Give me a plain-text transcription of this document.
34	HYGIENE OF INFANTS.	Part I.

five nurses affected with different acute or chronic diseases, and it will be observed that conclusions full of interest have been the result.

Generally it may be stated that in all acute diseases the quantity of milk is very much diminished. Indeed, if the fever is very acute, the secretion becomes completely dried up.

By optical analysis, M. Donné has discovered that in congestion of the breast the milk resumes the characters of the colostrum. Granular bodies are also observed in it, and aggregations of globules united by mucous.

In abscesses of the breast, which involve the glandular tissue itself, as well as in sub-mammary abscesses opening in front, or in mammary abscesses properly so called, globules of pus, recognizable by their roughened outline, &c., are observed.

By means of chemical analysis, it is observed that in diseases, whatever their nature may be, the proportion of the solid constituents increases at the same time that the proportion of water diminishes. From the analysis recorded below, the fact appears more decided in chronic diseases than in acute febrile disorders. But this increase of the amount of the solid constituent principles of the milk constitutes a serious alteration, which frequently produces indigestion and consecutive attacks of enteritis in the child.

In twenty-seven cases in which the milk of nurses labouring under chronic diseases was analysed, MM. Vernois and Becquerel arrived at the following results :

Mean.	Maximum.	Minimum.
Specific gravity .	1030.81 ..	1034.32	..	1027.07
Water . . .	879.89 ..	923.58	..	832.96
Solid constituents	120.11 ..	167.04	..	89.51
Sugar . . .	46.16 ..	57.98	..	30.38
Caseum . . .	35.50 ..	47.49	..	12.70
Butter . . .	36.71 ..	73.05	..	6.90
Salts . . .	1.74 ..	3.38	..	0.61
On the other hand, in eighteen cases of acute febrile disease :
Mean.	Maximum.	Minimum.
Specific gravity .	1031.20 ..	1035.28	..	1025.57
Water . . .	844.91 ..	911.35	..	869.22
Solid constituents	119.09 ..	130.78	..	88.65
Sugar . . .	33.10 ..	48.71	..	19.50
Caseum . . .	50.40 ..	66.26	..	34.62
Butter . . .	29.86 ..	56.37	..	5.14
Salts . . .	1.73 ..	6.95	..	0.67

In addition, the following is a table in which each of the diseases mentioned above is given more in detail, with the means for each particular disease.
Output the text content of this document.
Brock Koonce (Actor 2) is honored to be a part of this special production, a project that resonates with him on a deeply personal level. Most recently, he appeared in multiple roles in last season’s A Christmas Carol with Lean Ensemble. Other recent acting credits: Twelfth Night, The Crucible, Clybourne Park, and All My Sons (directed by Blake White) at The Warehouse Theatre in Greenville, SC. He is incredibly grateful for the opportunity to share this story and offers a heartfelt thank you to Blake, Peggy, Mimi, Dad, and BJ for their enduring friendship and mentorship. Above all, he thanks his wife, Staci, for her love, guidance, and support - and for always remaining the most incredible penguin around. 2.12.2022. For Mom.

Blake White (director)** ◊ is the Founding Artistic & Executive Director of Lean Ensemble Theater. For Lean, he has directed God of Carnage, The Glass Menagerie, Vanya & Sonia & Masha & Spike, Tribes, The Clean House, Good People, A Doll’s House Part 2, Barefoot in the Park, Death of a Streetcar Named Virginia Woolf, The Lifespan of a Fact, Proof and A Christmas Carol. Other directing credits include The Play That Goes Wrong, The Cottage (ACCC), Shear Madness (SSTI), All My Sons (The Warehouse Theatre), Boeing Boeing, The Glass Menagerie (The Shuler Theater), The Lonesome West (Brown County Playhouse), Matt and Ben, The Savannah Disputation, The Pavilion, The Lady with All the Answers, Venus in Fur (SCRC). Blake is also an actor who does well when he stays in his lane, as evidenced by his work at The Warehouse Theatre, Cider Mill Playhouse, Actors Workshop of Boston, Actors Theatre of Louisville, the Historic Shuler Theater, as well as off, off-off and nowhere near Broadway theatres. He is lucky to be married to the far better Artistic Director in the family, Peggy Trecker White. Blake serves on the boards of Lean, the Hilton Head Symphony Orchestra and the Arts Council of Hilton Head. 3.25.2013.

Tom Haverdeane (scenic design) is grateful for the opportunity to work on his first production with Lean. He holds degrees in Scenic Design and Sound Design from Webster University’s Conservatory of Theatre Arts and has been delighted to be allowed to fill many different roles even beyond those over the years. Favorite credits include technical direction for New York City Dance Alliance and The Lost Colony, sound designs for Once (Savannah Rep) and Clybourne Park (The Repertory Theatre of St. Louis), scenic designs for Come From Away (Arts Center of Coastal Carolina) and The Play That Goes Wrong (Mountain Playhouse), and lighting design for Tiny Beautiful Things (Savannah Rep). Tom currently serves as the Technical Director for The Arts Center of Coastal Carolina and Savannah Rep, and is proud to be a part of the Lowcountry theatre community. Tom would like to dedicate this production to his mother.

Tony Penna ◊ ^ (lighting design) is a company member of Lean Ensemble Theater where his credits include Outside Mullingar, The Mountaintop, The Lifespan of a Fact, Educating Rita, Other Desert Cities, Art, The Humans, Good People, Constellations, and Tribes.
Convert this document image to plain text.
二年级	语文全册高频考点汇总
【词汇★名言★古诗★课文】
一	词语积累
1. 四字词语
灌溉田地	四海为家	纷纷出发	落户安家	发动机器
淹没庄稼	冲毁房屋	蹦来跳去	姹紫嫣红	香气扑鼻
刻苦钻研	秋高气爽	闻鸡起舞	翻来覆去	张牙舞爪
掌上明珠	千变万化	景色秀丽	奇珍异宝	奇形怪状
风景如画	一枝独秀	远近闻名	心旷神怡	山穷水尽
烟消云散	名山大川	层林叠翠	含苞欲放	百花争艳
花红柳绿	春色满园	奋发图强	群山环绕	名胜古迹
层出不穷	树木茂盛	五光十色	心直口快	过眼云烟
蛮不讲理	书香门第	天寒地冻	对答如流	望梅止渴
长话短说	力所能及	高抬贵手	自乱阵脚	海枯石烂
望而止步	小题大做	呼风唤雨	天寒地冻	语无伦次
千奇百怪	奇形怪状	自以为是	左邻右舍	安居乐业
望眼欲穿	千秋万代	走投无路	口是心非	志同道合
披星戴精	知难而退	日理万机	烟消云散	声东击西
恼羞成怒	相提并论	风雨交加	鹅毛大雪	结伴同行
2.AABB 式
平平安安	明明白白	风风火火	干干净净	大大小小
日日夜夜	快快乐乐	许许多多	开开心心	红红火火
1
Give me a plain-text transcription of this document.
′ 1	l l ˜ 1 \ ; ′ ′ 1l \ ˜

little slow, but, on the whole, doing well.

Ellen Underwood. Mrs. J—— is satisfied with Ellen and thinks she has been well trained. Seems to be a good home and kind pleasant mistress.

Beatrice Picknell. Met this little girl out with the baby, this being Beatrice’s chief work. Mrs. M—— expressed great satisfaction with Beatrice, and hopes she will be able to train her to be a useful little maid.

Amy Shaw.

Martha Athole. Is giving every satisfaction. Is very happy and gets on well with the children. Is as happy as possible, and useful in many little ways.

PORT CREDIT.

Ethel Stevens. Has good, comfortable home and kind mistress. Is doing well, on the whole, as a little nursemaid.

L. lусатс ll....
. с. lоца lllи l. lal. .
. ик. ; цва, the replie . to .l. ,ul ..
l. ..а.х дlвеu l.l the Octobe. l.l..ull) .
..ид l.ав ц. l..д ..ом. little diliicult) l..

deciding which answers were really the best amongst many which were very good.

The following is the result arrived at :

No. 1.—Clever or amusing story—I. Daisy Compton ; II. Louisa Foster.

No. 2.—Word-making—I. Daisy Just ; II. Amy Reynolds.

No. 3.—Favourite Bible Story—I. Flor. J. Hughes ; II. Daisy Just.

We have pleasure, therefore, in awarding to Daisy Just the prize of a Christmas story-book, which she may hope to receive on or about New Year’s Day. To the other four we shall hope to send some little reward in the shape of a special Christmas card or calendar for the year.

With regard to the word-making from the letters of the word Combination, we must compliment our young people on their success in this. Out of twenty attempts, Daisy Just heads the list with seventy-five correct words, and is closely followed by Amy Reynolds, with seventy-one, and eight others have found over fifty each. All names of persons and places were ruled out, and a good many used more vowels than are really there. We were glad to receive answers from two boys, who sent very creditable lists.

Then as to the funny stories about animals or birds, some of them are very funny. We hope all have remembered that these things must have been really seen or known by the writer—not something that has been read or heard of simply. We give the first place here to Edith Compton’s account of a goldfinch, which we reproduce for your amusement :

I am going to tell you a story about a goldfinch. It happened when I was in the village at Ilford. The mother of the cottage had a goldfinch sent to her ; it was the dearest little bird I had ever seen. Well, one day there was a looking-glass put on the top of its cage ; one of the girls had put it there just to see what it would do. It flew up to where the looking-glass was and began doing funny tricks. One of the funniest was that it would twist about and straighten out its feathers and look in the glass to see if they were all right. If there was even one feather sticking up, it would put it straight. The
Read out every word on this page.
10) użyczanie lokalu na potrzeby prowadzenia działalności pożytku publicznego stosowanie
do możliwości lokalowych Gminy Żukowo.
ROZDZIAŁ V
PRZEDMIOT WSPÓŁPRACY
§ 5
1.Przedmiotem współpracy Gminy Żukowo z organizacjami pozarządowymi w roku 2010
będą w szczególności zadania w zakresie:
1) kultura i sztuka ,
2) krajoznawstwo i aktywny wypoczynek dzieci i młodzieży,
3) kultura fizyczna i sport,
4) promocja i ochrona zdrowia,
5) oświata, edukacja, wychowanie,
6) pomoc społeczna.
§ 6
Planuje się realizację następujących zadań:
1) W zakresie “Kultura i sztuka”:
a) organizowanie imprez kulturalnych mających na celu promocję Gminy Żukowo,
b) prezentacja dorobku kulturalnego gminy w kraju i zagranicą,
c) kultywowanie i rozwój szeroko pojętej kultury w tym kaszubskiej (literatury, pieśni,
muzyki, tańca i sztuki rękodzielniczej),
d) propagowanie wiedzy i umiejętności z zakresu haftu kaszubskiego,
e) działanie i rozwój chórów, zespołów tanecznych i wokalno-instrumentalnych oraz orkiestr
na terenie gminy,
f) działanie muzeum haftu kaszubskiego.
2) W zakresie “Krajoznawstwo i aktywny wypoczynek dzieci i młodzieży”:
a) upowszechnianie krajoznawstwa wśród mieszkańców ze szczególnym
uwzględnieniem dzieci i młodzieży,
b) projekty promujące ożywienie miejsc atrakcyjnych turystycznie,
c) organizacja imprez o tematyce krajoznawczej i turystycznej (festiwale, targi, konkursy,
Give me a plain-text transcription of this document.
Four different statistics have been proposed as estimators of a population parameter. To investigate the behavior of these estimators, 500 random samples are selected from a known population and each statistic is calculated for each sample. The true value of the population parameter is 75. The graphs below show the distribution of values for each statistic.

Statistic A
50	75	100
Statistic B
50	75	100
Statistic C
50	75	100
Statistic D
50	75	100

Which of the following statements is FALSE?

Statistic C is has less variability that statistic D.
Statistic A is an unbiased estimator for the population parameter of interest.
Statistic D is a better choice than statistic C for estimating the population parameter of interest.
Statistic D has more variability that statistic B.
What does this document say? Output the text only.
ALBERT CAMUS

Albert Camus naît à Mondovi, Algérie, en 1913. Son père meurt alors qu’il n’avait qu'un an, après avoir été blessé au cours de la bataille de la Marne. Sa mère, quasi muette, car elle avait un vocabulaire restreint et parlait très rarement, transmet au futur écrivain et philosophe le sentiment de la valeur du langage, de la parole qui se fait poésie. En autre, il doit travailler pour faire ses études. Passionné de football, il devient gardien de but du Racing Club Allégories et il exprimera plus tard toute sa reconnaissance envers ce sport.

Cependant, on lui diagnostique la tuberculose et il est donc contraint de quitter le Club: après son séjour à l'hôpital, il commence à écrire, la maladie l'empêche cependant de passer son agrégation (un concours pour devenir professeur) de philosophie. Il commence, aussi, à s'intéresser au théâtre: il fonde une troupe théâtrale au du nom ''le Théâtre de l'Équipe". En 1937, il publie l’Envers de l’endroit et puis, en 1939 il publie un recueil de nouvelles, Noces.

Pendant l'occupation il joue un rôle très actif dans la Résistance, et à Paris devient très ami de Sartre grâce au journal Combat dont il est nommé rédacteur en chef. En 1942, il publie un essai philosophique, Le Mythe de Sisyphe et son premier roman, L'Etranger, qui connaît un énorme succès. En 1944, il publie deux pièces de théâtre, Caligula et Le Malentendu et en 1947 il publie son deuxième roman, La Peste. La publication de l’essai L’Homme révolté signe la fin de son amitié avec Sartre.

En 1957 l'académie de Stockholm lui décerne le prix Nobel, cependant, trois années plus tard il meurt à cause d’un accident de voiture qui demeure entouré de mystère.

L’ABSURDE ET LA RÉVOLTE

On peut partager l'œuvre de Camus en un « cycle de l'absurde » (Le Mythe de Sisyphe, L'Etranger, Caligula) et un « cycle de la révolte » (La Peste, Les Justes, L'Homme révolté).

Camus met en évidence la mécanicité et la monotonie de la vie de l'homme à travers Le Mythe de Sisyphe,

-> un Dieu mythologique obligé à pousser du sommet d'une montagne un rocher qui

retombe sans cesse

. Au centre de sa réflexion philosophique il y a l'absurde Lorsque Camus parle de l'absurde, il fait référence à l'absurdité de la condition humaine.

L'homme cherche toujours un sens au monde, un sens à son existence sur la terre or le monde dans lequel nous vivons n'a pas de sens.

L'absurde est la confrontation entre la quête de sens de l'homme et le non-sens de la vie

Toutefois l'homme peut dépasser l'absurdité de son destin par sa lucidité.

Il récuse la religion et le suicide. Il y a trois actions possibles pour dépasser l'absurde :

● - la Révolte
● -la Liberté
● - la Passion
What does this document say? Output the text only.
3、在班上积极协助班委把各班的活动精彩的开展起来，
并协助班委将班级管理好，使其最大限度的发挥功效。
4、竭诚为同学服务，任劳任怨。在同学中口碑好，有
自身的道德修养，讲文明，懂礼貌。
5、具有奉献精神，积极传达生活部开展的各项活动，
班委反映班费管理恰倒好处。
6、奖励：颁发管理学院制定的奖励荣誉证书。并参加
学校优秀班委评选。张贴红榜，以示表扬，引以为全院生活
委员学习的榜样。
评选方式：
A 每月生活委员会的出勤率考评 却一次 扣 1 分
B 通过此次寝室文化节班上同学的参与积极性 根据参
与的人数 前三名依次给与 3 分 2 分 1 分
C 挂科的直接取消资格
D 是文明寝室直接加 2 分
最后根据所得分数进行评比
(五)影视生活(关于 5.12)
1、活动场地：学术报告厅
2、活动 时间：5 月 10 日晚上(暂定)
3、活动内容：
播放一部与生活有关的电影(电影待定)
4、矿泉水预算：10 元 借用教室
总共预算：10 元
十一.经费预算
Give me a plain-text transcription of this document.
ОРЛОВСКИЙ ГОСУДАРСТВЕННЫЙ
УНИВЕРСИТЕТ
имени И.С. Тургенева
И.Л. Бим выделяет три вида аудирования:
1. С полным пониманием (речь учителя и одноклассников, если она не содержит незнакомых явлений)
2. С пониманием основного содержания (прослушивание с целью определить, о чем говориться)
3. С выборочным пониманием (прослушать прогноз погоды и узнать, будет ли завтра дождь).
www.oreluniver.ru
——————
Directive:
Reproduce every line from the entries that holds the word "cases".

Written response:
In twenty-seven cases in which the milk of nurses labouring under chronic diseases was analysed, MM. Vernois and Becquerel arrived at the following results :
On the other hand, in eighteen cases of acute febrile disease :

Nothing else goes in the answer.